— Start Material provided —

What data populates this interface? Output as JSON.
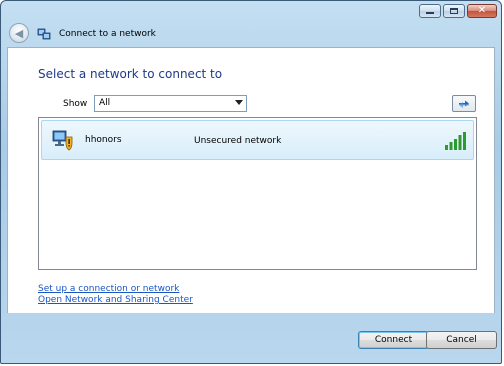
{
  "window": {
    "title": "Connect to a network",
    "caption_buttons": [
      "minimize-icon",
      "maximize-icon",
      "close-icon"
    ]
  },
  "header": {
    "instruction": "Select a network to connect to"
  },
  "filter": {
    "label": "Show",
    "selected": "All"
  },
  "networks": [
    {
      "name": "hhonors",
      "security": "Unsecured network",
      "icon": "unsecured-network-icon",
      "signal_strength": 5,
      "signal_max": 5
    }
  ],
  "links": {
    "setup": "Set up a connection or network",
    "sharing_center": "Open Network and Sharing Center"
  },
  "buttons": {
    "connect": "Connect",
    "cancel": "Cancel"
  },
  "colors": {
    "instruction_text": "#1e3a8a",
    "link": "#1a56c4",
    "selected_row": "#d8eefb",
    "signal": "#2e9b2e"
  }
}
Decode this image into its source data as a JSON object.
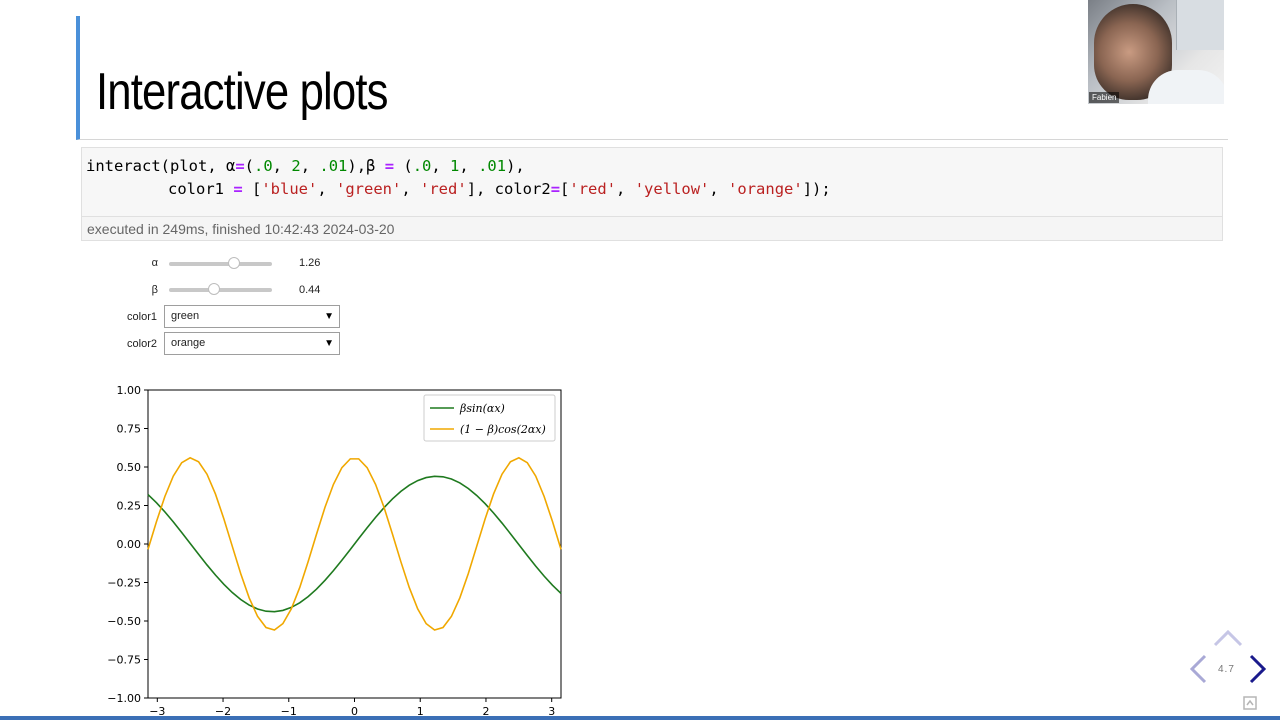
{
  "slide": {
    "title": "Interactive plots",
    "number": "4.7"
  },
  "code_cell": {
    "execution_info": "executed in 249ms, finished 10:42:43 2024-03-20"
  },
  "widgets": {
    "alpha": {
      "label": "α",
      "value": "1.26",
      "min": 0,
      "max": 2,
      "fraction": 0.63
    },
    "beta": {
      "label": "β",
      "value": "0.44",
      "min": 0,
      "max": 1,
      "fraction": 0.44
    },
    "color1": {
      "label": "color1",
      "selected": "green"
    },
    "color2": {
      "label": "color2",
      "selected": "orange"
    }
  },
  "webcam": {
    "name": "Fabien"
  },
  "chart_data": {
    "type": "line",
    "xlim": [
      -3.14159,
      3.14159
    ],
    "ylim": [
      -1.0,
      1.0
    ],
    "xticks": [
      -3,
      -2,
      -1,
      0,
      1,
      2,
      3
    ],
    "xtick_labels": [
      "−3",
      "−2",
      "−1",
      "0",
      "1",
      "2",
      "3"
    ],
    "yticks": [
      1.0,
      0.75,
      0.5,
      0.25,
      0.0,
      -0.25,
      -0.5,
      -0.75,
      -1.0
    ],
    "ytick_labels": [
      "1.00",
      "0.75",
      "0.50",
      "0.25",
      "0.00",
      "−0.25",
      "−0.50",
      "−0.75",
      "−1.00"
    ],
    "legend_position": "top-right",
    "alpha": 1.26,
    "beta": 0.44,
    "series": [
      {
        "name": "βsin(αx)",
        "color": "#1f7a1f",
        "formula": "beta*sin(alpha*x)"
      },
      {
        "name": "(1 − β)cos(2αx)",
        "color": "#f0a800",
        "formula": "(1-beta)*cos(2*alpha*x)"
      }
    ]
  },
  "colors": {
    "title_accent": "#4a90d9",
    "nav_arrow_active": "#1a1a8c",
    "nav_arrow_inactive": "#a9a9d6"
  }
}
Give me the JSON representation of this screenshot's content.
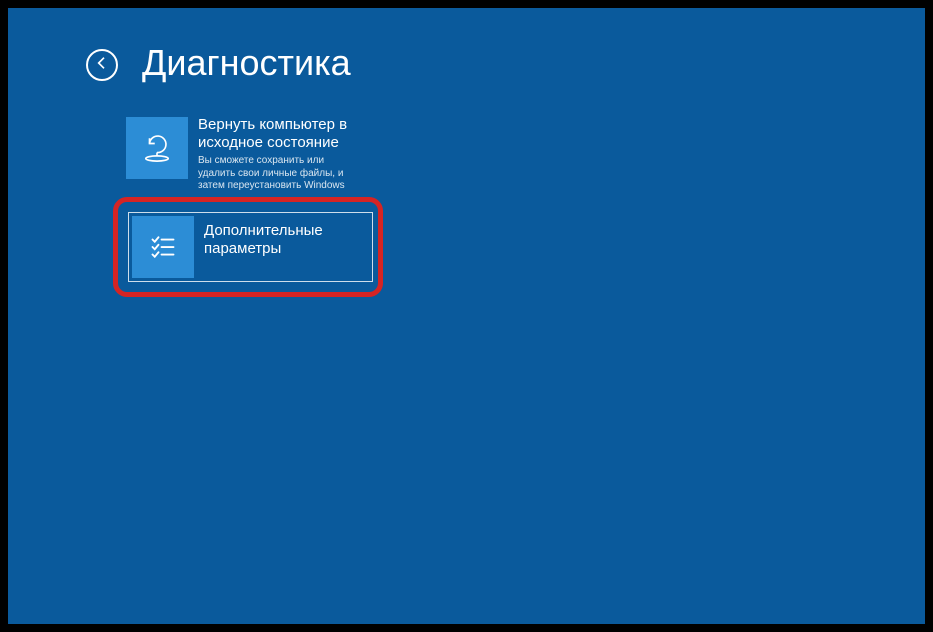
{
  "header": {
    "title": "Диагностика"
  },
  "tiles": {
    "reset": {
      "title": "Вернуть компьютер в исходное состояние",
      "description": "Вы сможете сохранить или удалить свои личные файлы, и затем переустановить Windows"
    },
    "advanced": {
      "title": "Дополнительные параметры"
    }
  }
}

— End Material provided —

_Given request_:
Without the pictures, reproduce every line of the records above exactly.

_Task answer_:
What data populates this interface? Output as JSON.
{
  "window": {
    "title": "Connect to a network",
    "caption_buttons": [
      "minimize-icon",
      "maximize-icon",
      "close-icon"
    ]
  },
  "header": {
    "instruction": "Select a network to connect to"
  },
  "filter": {
    "label": "Show",
    "selected": "All"
  },
  "networks": [
    {
      "name": "hhonors",
      "security": "Unsecured network",
      "icon": "unsecured-network-icon",
      "signal_strength": 5,
      "signal_max": 5
    }
  ],
  "links": {
    "setup": "Set up a connection or network",
    "sharing_center": "Open Network and Sharing Center"
  },
  "buttons": {
    "connect": "Connect",
    "cancel": "Cancel"
  },
  "colors": {
    "instruction_text": "#1e3a8a",
    "link": "#1a56c4",
    "selected_row": "#d8eefb",
    "signal": "#2e9b2e"
  }
}
Decode this image into its source data as a JSON object.
{
  "slide": {
    "title": "Interactive plots",
    "number": "4.7"
  },
  "code_cell": {
    "execution_info": "executed in 249ms, finished 10:42:43 2024-03-20"
  },
  "widgets": {
    "alpha": {
      "label": "α",
      "value": "1.26",
      "min": 0,
      "max": 2,
      "fraction": 0.63
    },
    "beta": {
      "label": "β",
      "value": "0.44",
      "min": 0,
      "max": 1,
      "fraction": 0.44
    },
    "color1": {
      "label": "color1",
      "selected": "green"
    },
    "color2": {
      "label": "color2",
      "selected": "orange"
    }
  },
  "webcam": {
    "name": "Fabien"
  },
  "chart_data": {
    "type": "line",
    "xlim": [
      -3.14159,
      3.14159
    ],
    "ylim": [
      -1.0,
      1.0
    ],
    "xticks": [
      -3,
      -2,
      -1,
      0,
      1,
      2,
      3
    ],
    "xtick_labels": [
      "−3",
      "−2",
      "−1",
      "0",
      "1",
      "2",
      "3"
    ],
    "yticks": [
      1.0,
      0.75,
      0.5,
      0.25,
      0.0,
      -0.25,
      -0.5,
      -0.75,
      -1.0
    ],
    "ytick_labels": [
      "1.00",
      "0.75",
      "0.50",
      "0.25",
      "0.00",
      "−0.25",
      "−0.50",
      "−0.75",
      "−1.00"
    ],
    "legend_position": "top-right",
    "alpha": 1.26,
    "beta": 0.44,
    "series": [
      {
        "name": "βsin(αx)",
        "color": "#1f7a1f",
        "formula": "beta*sin(alpha*x)"
      },
      {
        "name": "(1 − β)cos(2αx)",
        "color": "#f0a800",
        "formula": "(1-beta)*cos(2*alpha*x)"
      }
    ]
  },
  "colors": {
    "title_accent": "#4a90d9",
    "nav_arrow_active": "#1a1a8c",
    "nav_arrow_inactive": "#a9a9d6"
  }
}
Give me the JSON representation of this screenshot's content.
{
  "header": {
    "title": "Диагностика"
  },
  "tiles": {
    "reset": {
      "title": "Вернуть компьютер в исходное состояние",
      "description": "Вы сможете сохранить или удалить свои личные файлы, и затем переустановить Windows"
    },
    "advanced": {
      "title": "Дополнительные параметры"
    }
  }
}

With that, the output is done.